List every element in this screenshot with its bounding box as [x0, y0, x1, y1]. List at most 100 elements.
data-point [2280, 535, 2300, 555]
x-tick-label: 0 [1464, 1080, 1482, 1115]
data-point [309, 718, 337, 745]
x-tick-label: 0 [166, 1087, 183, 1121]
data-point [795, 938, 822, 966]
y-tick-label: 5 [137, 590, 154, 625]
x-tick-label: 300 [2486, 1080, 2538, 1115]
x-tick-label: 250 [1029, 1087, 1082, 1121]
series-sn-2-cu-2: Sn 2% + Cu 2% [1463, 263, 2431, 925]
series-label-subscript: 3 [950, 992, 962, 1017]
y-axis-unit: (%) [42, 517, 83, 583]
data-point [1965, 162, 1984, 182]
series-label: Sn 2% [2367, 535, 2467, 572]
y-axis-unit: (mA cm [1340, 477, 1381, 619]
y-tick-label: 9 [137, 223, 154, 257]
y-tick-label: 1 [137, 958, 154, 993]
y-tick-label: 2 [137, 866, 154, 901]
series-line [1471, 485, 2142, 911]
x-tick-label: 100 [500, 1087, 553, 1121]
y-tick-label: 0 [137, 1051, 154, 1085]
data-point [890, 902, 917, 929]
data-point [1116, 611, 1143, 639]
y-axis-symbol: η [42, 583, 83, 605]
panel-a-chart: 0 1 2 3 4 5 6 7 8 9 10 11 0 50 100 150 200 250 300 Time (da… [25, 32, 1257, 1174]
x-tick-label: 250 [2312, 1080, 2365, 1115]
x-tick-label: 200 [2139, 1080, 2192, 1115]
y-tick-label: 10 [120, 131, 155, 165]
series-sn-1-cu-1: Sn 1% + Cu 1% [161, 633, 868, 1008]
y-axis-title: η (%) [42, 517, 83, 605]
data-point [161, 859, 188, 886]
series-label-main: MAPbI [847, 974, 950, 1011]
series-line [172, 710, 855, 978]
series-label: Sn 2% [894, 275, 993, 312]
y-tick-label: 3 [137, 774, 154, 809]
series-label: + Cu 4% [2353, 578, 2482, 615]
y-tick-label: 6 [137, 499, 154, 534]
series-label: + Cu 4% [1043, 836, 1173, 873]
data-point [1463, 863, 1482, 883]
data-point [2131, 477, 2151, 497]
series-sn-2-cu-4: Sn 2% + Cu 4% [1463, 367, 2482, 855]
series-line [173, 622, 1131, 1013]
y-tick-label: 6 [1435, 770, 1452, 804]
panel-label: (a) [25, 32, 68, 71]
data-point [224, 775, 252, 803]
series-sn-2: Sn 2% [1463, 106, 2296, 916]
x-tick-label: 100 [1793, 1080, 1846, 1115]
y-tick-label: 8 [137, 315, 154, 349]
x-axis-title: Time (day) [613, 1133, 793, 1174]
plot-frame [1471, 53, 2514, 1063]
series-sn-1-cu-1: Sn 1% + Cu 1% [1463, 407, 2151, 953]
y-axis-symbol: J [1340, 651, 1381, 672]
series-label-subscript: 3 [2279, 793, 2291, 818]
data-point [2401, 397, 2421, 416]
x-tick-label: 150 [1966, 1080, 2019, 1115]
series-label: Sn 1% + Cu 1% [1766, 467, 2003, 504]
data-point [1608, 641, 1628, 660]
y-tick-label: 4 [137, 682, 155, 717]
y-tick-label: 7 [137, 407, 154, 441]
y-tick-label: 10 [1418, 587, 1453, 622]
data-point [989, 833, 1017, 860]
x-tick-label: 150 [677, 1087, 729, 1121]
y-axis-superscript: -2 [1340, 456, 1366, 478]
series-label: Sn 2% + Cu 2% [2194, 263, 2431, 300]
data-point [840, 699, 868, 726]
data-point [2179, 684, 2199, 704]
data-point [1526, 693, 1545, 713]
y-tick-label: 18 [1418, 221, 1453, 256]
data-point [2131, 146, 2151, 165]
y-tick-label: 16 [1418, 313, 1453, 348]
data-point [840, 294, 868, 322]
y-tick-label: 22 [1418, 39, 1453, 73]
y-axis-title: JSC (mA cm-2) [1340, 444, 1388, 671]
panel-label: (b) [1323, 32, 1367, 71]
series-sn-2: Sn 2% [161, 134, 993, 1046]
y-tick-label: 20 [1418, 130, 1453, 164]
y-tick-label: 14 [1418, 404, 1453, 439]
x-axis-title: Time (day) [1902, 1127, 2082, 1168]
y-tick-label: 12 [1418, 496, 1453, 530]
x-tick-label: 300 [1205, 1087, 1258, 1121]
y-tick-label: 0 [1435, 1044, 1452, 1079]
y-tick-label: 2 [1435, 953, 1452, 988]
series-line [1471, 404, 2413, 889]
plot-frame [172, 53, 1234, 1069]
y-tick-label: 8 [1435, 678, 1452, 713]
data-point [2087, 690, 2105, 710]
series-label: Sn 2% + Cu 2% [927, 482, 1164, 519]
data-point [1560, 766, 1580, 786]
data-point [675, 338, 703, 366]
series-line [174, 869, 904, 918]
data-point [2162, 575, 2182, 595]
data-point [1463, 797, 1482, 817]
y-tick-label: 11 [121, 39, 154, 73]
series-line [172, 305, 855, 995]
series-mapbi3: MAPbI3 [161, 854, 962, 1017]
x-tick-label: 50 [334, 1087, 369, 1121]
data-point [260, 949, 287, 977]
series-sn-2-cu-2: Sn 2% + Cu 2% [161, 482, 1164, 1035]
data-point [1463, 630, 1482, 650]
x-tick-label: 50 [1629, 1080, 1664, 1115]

----------

» **Task instructions**
Please pull out every line of the listing above that contains the string "frame". The match is case-sensitive.

» **Worked answer**
plot-frame [1471, 53, 2514, 1063]
plot-frame [172, 53, 1234, 1069]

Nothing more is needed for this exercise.